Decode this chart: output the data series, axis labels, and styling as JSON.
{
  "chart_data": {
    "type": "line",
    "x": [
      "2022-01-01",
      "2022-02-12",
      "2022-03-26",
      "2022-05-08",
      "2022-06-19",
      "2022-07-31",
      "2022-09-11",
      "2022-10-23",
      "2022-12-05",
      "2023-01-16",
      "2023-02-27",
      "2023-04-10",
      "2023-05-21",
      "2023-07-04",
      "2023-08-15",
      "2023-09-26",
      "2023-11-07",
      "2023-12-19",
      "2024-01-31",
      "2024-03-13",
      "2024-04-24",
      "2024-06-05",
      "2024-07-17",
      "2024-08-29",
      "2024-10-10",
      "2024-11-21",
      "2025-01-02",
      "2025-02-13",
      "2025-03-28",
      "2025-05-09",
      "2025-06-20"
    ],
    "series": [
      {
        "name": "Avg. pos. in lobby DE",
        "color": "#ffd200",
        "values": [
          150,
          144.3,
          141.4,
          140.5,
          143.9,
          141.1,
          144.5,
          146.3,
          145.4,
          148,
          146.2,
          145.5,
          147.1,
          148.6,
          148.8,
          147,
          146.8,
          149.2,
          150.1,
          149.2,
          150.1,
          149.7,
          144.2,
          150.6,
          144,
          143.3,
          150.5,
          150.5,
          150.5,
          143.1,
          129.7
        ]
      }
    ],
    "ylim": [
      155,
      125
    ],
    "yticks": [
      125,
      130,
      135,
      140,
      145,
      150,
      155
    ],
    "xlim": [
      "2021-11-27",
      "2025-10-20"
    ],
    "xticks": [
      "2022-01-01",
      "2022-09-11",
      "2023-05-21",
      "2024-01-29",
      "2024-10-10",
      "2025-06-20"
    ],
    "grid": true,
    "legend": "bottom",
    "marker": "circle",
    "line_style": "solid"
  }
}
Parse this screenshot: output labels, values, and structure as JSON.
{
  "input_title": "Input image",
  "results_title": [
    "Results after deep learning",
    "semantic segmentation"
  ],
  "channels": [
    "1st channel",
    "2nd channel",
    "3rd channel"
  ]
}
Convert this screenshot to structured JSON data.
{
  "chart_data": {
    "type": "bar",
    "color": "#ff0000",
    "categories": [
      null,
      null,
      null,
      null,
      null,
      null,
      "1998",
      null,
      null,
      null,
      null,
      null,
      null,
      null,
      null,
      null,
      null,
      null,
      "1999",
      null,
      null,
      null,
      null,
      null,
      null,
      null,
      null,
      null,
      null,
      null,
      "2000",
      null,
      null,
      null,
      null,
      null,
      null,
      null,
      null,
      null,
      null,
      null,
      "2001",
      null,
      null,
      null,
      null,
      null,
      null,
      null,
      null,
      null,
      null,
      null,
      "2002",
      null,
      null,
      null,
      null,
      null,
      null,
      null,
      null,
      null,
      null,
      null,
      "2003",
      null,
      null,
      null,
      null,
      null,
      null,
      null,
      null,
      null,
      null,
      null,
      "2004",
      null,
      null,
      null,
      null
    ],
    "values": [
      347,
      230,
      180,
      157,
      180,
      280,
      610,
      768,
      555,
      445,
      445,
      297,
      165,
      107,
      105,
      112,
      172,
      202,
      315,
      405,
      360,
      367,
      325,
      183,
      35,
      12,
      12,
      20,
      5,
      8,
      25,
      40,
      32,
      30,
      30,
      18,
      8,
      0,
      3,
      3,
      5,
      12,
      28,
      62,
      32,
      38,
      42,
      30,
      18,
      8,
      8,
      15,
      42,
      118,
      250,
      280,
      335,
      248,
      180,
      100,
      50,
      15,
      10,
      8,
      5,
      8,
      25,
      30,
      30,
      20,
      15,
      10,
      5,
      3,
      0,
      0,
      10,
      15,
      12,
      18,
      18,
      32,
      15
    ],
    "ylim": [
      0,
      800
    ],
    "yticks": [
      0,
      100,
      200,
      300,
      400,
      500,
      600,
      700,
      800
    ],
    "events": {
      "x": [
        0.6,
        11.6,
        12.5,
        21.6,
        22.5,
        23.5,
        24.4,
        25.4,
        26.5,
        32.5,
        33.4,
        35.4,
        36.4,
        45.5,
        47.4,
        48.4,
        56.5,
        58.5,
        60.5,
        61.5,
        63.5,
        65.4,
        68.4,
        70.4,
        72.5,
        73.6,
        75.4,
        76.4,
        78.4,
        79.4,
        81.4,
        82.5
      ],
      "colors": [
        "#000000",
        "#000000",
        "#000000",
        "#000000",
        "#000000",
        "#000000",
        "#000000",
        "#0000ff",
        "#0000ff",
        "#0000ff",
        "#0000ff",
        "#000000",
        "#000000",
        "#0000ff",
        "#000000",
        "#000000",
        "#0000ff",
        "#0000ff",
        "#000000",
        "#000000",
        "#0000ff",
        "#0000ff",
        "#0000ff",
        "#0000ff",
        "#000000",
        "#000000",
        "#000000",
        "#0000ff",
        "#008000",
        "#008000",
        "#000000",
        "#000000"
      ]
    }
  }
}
—————
EXERCISE OBJECTIVE: Find each line holding the string "this" and copy it out.

COMPLETE RESPONSE:
Decode this chart: output the data series, axis labels, and styling as JSON.
Parse this screenshot: output labels, values, and structure as JSON.
Convert this screenshot to structured JSON data.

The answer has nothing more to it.